Source text →
::::::::
Lucas Cunha

Personal information
- Full name: Lucas de Oliveira Cunha
- Date of birth: 30 July 1997 (age 28)
- Place of birth: Cataguases, Minas Gerais, Brazil
- Height: 1.78 m (5 ft 10 in)
- Position: Midfielder

Team information
- Current team: Trepça
- Number: 11

Youth career
- 2012–2014: Friburguense

Senior career*
- Years: Team / Apps / (Gls)
- 2015–2016: Friburguense / 7 / (1)
- 2017: Mogi Mirim / 2 / (0)
- 2018: Matonense / 6 / (0)
- 2019: Primavera / 8 / (1)
- 2019: Surkhon Termez / 7 / (0)
- 2020: Balkany Zorya / 13 / (2)
- 2021: Comercial-SP / 1 / (0)
- 2023: Parintins
- 2023–2024: Ulpiana / 25 / (1)
- 2024–2025: Trepça / 16 / (4)

= Lucas Cunha (footballer, born July 1997) =

Brazilian footballer

Lucas de Oliveira Cunha, generally known as Lucas Cunha or Luquinhas, (born 30 July 1997) is a Brazilian footballer who plays as a midfielder for Trepça.
::::::::
[Records taken from a dataset]
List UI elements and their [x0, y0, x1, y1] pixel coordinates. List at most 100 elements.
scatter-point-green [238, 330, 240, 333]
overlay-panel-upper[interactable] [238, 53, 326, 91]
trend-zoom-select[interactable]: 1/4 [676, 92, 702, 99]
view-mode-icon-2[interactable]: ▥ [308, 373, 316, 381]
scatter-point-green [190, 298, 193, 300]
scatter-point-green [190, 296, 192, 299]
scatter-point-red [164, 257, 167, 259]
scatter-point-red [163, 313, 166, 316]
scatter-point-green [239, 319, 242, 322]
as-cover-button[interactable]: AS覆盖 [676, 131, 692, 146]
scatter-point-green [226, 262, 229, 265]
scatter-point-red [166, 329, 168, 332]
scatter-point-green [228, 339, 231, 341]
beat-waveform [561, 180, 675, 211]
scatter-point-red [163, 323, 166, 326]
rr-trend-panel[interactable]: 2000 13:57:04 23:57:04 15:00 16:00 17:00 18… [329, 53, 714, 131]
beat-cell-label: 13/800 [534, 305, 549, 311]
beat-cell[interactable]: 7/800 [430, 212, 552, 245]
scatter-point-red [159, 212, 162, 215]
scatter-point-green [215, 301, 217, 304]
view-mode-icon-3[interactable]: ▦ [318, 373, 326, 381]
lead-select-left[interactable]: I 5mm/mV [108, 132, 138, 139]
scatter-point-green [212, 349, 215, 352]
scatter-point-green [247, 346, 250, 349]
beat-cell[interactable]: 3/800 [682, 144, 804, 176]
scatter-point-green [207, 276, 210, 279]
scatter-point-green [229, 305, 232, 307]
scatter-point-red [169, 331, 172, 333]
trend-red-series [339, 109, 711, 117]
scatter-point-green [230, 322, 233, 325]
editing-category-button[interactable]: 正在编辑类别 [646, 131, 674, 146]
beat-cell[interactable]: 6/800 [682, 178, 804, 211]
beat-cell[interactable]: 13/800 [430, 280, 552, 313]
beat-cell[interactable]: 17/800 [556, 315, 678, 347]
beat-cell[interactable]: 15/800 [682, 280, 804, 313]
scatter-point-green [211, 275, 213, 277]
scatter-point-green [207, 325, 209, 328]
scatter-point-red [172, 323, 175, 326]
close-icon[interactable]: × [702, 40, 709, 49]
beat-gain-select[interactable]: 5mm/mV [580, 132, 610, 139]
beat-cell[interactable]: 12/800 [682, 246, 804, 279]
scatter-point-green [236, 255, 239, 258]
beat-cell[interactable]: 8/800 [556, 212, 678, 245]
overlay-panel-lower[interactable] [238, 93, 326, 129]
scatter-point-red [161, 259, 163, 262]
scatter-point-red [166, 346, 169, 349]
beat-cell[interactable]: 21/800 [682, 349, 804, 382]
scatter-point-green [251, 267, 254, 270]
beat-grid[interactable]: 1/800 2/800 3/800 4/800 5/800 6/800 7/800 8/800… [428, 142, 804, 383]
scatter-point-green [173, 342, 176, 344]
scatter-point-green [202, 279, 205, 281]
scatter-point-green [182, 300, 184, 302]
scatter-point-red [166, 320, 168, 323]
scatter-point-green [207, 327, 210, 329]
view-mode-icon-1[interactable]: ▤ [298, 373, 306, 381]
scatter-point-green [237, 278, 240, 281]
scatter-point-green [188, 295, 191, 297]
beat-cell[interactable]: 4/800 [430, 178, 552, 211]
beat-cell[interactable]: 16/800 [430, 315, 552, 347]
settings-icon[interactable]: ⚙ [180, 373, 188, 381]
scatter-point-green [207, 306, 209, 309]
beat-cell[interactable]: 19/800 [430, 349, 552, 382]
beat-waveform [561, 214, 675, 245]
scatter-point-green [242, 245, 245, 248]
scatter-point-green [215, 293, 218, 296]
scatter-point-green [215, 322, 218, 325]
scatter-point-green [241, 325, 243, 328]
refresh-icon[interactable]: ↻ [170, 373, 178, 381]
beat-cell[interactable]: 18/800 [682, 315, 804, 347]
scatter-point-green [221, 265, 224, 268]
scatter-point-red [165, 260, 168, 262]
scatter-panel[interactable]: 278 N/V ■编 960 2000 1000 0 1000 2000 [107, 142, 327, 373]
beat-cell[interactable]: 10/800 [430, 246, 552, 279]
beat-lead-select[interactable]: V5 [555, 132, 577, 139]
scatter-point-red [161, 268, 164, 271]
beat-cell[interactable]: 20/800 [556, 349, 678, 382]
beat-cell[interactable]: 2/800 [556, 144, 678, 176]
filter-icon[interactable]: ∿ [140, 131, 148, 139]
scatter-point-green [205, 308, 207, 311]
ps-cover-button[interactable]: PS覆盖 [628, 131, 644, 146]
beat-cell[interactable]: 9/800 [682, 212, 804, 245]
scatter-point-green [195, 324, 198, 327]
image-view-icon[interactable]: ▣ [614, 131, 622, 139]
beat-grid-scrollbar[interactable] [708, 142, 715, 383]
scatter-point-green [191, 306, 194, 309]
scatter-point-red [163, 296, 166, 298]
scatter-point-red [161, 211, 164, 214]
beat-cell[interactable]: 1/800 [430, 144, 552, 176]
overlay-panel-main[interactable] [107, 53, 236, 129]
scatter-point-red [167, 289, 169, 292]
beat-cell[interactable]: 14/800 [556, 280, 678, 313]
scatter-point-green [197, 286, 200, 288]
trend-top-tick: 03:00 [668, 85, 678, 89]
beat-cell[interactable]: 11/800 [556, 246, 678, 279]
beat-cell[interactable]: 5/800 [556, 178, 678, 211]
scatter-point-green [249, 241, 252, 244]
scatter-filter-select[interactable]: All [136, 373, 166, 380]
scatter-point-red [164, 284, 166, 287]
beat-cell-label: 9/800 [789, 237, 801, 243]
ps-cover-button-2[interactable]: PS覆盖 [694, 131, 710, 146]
::::::::
Work request A → From the senior career list in the Lucas Cunha profile, name every team whose years start in 2019 or later.
Work request B → Please retype the part of the Lucas Cunha profile between "Team information" and "Matonense / 6 / (0)", inclusive.
These records have no connection to the Lucas Cunha profile.

Expected answer A → Primavera, Surkhon Termez, Balkany Zorya, Comercial-SP, Parintins, Ulpiana, Trepça

Expected answer B →
Team information
- Current team: Trepça
- Number: 11

Youth career
- 2012–2014: Friburguense

Senior career*
- Years: Team / Apps / (Gls)
- 2015–2016: Friburguense / 7 / (1)
- 2017: Mogi Mirim / 2 / (0)
- 2018: Matonense / 6 / (0)